● **Aim**:
Select all lines in the records that include "进一步形成工作合力".
### Raw records
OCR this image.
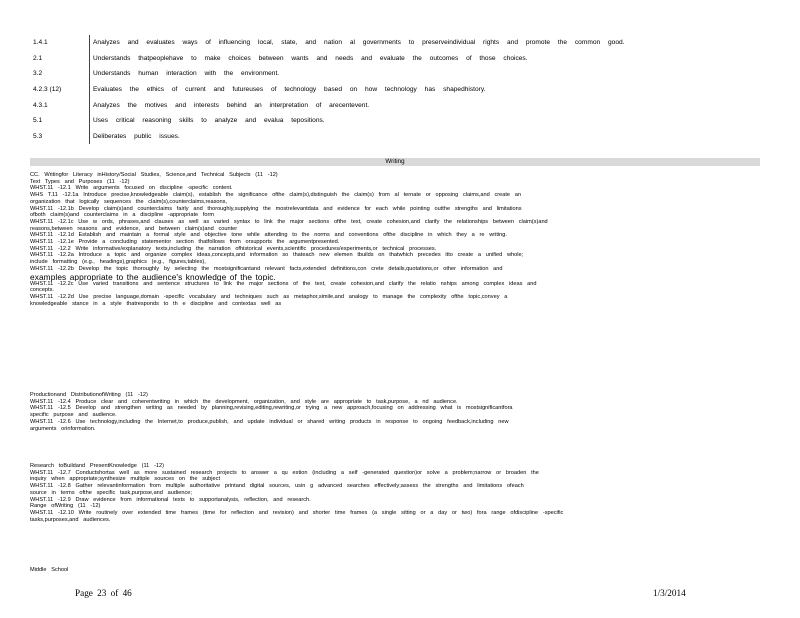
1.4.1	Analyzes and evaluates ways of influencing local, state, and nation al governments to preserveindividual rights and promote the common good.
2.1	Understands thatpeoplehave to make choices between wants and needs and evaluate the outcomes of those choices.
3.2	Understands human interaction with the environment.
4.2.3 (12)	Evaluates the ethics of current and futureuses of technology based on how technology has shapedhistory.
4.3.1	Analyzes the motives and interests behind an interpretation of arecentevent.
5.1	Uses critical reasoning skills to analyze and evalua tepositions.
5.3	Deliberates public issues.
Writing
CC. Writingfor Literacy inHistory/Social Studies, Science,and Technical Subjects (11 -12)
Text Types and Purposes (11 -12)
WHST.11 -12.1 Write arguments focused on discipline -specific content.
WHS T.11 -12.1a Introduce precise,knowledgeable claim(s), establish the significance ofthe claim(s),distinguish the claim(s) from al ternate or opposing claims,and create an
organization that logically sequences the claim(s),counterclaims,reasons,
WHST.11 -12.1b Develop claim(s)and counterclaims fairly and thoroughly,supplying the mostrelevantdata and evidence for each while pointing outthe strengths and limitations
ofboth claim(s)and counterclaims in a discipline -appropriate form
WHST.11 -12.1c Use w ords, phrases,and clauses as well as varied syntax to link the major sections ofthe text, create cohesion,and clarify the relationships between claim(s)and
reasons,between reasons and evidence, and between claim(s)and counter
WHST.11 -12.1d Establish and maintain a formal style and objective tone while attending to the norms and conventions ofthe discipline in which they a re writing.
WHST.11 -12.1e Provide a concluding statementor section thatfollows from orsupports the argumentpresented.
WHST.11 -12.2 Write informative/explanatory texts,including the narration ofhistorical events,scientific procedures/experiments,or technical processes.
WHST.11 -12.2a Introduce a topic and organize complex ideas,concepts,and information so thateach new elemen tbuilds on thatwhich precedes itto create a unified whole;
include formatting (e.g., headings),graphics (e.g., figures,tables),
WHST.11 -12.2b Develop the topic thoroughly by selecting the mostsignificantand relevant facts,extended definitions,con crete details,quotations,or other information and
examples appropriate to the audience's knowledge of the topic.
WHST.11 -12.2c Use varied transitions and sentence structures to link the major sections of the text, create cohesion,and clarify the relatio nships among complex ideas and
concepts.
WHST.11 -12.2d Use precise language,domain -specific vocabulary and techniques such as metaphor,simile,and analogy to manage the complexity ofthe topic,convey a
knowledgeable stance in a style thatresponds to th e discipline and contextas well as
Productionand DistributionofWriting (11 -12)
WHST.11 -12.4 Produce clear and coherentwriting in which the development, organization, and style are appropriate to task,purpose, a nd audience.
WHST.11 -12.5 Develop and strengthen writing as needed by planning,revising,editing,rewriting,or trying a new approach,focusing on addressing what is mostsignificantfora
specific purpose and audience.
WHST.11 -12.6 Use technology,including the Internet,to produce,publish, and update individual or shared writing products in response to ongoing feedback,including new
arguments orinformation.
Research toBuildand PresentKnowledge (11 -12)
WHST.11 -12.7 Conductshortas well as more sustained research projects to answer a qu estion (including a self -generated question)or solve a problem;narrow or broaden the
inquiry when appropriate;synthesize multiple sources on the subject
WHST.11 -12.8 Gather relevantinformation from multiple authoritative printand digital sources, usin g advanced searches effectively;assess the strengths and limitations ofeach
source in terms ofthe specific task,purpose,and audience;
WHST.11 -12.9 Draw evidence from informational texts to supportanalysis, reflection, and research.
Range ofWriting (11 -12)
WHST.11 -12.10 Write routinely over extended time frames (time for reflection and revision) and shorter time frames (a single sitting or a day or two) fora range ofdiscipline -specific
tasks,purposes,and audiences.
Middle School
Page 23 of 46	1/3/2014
######
### Raw records
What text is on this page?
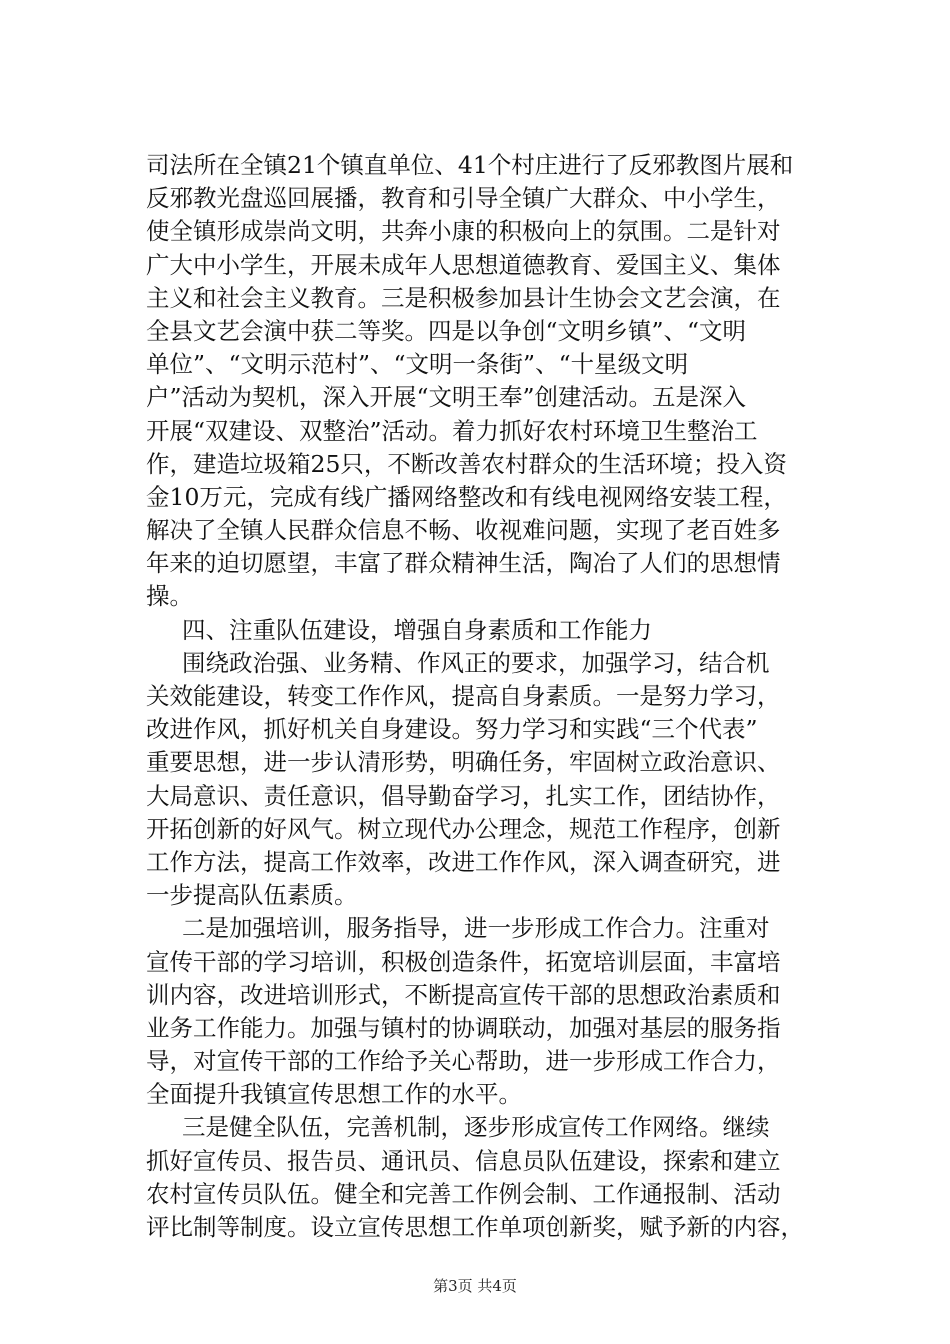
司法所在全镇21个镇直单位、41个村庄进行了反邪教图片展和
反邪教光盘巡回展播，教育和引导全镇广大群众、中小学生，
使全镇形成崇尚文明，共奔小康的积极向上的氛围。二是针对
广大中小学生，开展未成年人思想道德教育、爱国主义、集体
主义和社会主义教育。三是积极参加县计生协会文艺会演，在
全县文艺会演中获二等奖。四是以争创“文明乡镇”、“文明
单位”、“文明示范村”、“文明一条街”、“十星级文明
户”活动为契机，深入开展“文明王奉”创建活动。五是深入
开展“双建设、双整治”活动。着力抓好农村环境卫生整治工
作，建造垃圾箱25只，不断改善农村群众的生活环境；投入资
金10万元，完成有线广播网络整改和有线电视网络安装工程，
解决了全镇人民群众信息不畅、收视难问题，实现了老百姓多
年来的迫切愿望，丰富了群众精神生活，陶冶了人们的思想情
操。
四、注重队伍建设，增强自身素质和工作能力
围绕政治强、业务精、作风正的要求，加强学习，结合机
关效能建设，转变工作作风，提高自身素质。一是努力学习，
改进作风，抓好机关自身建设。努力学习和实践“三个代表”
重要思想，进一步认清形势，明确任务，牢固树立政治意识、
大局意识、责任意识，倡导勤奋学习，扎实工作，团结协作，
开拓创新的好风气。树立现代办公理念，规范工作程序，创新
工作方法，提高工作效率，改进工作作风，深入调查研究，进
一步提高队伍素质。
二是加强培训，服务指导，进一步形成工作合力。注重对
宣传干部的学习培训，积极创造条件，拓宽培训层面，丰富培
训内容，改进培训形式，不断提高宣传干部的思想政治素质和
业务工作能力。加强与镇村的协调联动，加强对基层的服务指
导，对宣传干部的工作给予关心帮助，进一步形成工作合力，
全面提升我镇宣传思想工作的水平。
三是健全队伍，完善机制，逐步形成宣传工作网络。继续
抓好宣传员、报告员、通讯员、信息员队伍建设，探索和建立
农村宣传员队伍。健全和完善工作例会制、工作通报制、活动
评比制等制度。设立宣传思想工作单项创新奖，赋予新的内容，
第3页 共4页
######
● **Answer in full**:
二是加强培训，服务指导，进一步形成工作合力。注重对
导，对宣传干部的工作给予关心帮助，进一步形成工作合力，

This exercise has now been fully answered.